[Figure data in JSON]
"""
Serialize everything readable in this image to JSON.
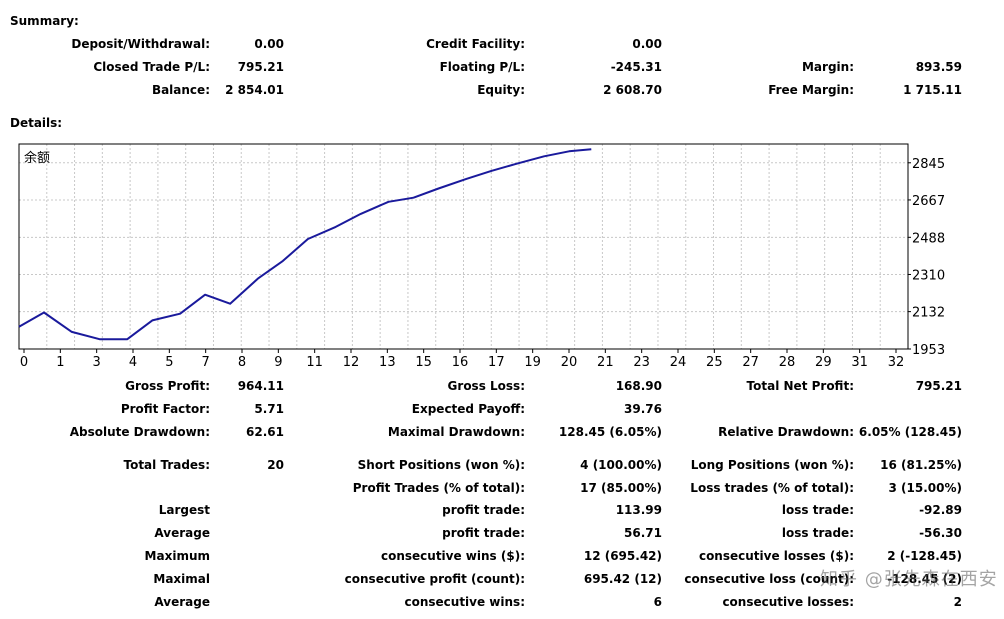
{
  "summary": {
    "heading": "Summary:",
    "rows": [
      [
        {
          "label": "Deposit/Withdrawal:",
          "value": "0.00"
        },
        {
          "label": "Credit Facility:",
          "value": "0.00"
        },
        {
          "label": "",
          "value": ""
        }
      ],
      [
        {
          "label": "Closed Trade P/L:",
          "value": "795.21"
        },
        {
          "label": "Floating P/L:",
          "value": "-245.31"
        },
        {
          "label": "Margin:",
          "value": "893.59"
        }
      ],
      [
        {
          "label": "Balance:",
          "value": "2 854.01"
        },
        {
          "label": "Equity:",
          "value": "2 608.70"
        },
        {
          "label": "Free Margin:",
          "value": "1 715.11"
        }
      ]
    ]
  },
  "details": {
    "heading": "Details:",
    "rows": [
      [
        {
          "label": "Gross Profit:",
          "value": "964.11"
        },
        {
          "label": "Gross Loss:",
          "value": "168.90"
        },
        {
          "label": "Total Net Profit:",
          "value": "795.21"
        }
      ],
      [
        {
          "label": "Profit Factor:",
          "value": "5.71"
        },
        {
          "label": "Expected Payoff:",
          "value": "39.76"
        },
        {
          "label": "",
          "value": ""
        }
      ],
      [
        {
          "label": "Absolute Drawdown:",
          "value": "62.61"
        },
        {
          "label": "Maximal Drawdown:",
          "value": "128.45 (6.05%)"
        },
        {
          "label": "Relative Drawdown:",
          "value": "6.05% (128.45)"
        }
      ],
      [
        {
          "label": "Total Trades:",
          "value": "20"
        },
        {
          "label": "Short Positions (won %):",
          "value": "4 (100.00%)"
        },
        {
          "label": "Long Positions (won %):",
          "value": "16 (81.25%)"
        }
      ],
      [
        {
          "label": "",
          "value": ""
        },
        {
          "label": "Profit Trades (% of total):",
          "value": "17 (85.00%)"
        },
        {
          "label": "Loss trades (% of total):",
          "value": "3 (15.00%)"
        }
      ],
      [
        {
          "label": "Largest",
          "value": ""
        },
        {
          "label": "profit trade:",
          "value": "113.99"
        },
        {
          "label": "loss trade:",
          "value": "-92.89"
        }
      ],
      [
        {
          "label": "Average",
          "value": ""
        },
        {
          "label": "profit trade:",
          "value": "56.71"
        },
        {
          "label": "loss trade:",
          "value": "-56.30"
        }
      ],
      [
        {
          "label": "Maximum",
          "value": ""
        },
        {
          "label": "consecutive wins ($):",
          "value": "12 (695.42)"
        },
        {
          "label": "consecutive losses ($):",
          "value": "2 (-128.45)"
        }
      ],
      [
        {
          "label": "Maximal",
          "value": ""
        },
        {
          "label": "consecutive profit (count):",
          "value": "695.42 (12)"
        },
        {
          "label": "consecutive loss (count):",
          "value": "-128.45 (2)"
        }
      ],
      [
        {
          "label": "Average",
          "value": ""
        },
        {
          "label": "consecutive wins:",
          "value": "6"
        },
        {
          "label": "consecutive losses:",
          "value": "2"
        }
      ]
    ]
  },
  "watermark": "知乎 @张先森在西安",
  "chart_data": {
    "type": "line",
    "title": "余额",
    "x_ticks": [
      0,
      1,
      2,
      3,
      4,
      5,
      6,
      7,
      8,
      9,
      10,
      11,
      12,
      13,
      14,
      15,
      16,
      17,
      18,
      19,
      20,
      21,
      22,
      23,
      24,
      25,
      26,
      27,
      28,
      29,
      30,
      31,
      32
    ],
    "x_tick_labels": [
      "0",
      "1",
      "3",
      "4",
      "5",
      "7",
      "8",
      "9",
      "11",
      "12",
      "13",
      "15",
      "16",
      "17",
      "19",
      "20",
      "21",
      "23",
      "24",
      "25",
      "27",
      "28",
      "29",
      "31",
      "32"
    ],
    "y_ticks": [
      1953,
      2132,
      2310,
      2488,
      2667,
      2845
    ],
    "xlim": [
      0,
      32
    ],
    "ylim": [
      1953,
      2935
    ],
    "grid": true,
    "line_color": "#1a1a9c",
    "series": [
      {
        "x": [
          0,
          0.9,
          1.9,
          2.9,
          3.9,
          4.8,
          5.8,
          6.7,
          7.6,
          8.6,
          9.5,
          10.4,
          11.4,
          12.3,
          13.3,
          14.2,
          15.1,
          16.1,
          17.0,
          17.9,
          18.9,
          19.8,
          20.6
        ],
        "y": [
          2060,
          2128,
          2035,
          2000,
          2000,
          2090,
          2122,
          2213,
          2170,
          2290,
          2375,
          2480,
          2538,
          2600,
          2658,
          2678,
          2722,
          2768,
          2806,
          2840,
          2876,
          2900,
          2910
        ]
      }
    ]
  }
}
"""
**Aim of the task**:
Pull out all lines from the listing that contain the string "count".

**Written answer**:
          "label": "consecutive profit (count):",
          "label": "consecutive loss (count):",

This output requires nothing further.